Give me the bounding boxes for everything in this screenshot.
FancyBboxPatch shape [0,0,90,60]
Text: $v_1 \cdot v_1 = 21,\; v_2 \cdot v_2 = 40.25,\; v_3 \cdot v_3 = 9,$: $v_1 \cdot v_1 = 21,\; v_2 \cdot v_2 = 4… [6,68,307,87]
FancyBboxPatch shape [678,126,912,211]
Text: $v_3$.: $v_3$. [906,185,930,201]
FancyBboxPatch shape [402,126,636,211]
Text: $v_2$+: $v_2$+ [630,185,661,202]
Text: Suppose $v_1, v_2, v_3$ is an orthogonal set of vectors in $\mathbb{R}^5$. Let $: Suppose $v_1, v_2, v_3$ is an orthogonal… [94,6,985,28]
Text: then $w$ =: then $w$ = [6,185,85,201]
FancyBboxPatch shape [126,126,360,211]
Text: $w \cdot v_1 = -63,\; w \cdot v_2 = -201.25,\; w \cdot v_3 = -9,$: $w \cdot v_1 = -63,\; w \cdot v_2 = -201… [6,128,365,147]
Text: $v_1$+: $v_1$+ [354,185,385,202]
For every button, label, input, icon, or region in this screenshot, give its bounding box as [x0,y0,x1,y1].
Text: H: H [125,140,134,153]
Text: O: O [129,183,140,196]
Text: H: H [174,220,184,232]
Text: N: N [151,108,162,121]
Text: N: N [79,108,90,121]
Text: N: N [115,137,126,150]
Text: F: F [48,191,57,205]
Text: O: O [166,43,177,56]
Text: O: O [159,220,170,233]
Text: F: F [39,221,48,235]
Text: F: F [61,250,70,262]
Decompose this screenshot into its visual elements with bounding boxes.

★ ★ ★ ★ ★ ★ ★

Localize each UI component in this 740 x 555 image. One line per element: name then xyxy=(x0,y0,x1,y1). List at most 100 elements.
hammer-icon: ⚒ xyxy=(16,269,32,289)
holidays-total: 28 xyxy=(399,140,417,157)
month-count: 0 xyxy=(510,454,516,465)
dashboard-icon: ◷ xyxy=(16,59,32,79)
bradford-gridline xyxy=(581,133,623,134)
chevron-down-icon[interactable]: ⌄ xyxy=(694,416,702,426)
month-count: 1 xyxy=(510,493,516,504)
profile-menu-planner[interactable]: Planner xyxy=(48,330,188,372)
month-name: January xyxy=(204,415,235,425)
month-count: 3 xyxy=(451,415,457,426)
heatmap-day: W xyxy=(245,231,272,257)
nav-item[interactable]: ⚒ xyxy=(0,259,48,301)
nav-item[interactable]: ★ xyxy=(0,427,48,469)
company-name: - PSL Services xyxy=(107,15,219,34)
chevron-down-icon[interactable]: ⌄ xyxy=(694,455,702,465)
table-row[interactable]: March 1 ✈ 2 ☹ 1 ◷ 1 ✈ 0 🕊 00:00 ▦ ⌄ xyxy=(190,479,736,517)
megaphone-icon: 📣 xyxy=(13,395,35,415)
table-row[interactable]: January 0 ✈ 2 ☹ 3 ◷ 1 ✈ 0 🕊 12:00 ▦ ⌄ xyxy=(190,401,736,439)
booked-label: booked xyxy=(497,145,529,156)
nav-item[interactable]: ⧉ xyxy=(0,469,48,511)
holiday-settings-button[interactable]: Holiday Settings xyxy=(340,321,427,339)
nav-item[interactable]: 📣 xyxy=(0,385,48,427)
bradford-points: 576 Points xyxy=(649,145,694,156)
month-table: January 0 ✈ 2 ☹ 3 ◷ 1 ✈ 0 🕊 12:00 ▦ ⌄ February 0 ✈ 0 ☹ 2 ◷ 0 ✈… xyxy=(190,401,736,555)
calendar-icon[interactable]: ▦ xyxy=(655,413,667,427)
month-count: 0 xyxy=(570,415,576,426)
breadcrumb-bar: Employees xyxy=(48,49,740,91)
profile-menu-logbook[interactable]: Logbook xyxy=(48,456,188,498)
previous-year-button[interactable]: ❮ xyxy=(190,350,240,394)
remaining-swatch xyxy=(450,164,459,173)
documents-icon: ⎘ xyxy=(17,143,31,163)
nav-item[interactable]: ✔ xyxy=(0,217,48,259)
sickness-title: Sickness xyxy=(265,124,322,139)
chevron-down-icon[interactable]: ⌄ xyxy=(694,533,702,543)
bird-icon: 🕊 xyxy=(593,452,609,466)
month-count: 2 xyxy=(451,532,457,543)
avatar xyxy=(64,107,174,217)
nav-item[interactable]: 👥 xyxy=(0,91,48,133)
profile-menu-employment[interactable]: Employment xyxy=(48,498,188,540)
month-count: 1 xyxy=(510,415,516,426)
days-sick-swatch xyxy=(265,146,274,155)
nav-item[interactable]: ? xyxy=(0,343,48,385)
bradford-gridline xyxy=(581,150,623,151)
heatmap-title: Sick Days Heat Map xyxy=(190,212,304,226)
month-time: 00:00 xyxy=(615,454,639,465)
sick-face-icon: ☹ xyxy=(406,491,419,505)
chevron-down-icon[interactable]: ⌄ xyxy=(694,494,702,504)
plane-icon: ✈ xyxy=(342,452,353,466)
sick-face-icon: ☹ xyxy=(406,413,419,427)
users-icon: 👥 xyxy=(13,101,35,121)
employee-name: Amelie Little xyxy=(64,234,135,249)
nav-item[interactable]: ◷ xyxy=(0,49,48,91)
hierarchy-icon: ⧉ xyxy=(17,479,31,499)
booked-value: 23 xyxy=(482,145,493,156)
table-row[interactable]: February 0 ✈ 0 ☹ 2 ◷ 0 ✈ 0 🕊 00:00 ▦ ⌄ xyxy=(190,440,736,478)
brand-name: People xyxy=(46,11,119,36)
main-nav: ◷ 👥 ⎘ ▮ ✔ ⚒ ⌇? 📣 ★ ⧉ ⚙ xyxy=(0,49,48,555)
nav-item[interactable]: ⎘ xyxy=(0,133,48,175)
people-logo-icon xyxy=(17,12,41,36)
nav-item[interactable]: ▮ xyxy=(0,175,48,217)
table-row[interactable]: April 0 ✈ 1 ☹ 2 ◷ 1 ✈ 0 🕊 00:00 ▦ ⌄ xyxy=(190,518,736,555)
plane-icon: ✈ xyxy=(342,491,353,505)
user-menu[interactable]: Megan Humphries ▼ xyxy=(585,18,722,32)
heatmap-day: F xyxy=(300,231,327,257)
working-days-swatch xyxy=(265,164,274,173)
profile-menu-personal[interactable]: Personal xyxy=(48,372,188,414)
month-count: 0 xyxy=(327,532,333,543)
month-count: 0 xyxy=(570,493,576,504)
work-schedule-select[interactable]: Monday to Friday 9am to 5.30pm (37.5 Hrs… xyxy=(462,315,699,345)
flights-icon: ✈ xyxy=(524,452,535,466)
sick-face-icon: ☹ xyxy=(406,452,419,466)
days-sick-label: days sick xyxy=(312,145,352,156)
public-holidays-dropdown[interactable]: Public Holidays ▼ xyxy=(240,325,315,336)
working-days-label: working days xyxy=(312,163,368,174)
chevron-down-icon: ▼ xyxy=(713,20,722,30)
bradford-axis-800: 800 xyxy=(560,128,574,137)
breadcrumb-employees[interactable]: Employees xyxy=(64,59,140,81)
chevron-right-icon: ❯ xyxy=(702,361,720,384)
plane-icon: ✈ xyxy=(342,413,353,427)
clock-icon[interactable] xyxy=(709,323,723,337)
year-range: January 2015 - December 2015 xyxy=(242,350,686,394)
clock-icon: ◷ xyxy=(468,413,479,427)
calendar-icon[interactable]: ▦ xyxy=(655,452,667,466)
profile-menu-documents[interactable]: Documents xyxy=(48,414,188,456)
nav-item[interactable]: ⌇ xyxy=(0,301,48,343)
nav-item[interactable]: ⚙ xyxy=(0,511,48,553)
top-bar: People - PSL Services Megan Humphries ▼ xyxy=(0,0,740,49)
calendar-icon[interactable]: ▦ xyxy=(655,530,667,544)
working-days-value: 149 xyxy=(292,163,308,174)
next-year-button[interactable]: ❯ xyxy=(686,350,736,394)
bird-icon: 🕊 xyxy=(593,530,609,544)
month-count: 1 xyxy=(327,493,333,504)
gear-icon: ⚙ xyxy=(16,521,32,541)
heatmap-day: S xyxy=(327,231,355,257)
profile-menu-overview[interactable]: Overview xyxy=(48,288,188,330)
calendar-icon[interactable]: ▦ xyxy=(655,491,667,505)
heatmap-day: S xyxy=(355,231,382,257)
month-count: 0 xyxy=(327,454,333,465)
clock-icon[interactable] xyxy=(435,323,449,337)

★ ★ ★ ★ ★ ★ ★

### Problem requirements
Change "screenshot" to "image" in the data from the line with "Give me the" to the line with "Text: $v_2$+: $v_2$+ [630,185,661,202]", and reproduce those lines with no other alteration.

### Solution for this problem
Give me the bounding boxes for everything in this image.
FancyBboxPatch shape [0,0,90,60]
Text: $v_1 \cdot v_1 = 21,\; v_2 \cdot v_2 = 40.25,\; v_3 \cdot v_3 = 9,$: $v_1 \cdot v_1 = 21,\; v_2 \cdot v_2 = 4… [6,68,307,87]
FancyBboxPatch shape [678,126,912,211]
Text: $v_3$.: $v_3$. [906,185,930,201]
FancyBboxPatch shape [402,126,636,211]
Text: $v_2$+: $v_2$+ [630,185,661,202]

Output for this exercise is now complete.